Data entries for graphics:
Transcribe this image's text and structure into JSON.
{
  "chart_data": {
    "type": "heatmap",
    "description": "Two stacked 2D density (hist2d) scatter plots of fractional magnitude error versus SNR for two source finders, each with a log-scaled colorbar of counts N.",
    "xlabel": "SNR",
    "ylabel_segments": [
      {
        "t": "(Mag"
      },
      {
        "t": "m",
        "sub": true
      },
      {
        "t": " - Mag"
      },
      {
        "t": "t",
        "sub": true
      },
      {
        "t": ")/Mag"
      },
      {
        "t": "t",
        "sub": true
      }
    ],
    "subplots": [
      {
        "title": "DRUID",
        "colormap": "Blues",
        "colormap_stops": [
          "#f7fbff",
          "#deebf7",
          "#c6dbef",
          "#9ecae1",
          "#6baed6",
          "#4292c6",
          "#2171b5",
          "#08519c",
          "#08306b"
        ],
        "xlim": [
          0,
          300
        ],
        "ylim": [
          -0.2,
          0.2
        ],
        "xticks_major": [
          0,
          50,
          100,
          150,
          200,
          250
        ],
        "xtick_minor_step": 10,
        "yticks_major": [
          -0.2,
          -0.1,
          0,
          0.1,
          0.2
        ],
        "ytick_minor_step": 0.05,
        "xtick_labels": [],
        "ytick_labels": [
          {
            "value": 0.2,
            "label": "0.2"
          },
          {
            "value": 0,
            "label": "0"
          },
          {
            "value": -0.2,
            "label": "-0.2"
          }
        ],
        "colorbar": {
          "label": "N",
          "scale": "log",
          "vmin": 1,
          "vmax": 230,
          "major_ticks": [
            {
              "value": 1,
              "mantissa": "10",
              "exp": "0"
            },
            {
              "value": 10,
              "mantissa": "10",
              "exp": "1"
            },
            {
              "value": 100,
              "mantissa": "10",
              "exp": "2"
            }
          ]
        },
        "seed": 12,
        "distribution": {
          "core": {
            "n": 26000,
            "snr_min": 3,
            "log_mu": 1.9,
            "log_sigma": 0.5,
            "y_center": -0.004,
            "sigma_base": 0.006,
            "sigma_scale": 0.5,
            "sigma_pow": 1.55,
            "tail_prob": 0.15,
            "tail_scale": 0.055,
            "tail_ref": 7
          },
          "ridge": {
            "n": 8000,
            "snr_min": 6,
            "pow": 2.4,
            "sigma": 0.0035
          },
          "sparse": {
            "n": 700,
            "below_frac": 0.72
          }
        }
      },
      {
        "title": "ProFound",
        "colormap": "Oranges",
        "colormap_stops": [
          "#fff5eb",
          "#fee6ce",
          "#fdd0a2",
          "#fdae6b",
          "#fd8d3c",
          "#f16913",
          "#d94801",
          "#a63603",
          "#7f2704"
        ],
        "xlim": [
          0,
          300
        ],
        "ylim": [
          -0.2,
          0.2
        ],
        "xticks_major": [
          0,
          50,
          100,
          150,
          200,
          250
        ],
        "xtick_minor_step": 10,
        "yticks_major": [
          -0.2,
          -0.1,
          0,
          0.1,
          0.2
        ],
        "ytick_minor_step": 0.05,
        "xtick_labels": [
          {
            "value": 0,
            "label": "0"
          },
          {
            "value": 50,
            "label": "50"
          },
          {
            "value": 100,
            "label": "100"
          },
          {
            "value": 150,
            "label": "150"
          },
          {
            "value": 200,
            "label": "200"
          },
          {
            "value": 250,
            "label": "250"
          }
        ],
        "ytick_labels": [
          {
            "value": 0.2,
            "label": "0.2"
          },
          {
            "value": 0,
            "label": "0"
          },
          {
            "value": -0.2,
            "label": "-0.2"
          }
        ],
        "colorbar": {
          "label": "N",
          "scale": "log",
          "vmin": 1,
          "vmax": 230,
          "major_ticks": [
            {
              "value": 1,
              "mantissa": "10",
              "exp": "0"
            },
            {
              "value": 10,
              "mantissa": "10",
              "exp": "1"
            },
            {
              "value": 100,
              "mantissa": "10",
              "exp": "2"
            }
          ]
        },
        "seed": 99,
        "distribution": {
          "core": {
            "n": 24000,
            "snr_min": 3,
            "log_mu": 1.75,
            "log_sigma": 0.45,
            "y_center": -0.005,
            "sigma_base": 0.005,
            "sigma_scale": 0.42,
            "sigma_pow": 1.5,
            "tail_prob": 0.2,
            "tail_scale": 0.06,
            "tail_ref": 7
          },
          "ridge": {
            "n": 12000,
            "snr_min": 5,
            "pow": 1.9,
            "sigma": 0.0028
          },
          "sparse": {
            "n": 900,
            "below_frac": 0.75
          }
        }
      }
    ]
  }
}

Your objective: Nothing should be left out: return all of the records exactly.

Complete output:
Transcribe this image's text and structure into JSON.
{
  "chart_data": {
    "type": "heatmap",
    "description": "Two stacked 2D density (hist2d) scatter plots of fractional magnitude error versus SNR for two source finders, each with a log-scaled colorbar of counts N.",
    "xlabel": "SNR",
    "ylabel_segments": [
      {
        "t": "(Mag"
      },
      {
        "t": "m",
        "sub": true
      },
      {
        "t": " - Mag"
      },
      {
        "t": "t",
        "sub": true
      },
      {
        "t": ")/Mag"
      },
      {
        "t": "t",
        "sub": true
      }
    ],
    "subplots": [
      {
        "title": "DRUID",
        "colormap": "Blues",
        "colormap_stops": [
          "#f7fbff",
          "#deebf7",
          "#c6dbef",
          "#9ecae1",
          "#6baed6",
          "#4292c6",
          "#2171b5",
          "#08519c",
          "#08306b"
        ],
        "xlim": [
          0,
          300
        ],
        "ylim": [
          -0.2,
          0.2
        ],
        "xticks_major": [
          0,
          50,
          100,
          150,
          200,
          250
        ],
        "xtick_minor_step": 10,
        "yticks_major": [
          -0.2,
          -0.1,
          0,
          0.1,
          0.2
        ],
        "ytick_minor_step": 0.05,
        "xtick_labels": [],
        "ytick_labels": [
          {
            "value": 0.2,
            "label": "0.2"
          },
          {
            "value": 0,
            "label": "0"
          },
          {
            "value": -0.2,
            "label": "-0.2"
          }
        ],
        "colorbar": {
          "label": "N",
          "scale": "log",
          "vmin": 1,
          "vmax": 230,
          "major_ticks": [
            {
              "value": 1,
              "mantissa": "10",
              "exp": "0"
            },
            {
              "value": 10,
              "mantissa": "10",
              "exp": "1"
            },
            {
              "value": 100,
              "mantissa": "10",
              "exp": "2"
            }
          ]
        },
        "seed": 12,
        "distribution": {
          "core": {
            "n": 26000,
            "snr_min": 3,
            "log_mu": 1.9,
            "log_sigma": 0.5,
            "y_center": -0.004,
            "sigma_base": 0.006,
            "sigma_scale": 0.5,
            "sigma_pow": 1.55,
            "tail_prob": 0.15,
            "tail_scale": 0.055,
            "tail_ref": 7
          },
          "ridge": {
            "n": 8000,
            "snr_min": 6,
            "pow": 2.4,
            "sigma": 0.0035
          },
          "sparse": {
            "n": 700,
            "below_frac": 0.72
          }
        }
      },
      {
        "title": "ProFound",
        "colormap": "Oranges",
        "colormap_stops": [
          "#fff5eb",
          "#fee6ce",
          "#fdd0a2",
          "#fdae6b",
          "#fd8d3c",
          "#f16913",
          "#d94801",
          "#a63603",
          "#7f2704"
        ],
        "xlim": [
          0,
          300
        ],
        "ylim": [
          -0.2,
          0.2
        ],
        "xticks_major": [
          0,
          50,
          100,
          150,
          200,
          250
        ],
        "xtick_minor_step": 10,
        "yticks_major": [
          -0.2,
          -0.1,
          0,
          0.1,
          0.2
        ],
        "ytick_minor_step": 0.05,
        "xtick_labels": [
          {
            "value": 0,
            "label": "0"
          },
          {
            "value": 50,
            "label": "50"
          },
          {
            "value": 100,
            "label": "100"
          },
          {
            "value": 150,
            "label": "150"
          },
          {
            "value": 200,
            "label": "200"
          },
          {
            "value": 250,
            "label": "250"
          }
        ],
        "ytick_labels": [
          {
            "value": 0.2,
            "label": "0.2"
          },
          {
            "value": 0,
            "label": "0"
          },
          {
            "value": -0.2,
            "label": "-0.2"
          }
        ],
        "colorbar": {
          "label": "N",
          "scale": "log",
          "vmin": 1,
          "vmax": 230,
          "major_ticks": [
            {
              "value": 1,
              "mantissa": "10",
              "exp": "0"
            },
            {
              "value": 10,
              "mantissa": "10",
              "exp": "1"
            },
            {
              "value": 100,
              "mantissa": "10",
              "exp": "2"
            }
          ]
        },
        "seed": 99,
        "distribution": {
          "core": {
            "n": 24000,
            "snr_min": 3,
            "log_mu": 1.75,
            "log_sigma": 0.45,
            "y_center": -0.005,
            "sigma_base": 0.005,
            "sigma_scale": 0.42,
            "sigma_pow": 1.5,
            "tail_prob": 0.2,
            "tail_scale": 0.06,
            "tail_ref": 7
          },
          "ridge": {
            "n": 12000,
            "snr_min": 5,
            "pow": 1.9,
            "sigma": 0.0028
          },
          "sparse": {
            "n": 900,
            "below_frac": 0.75
          }
        }
      }
    ]
  }
}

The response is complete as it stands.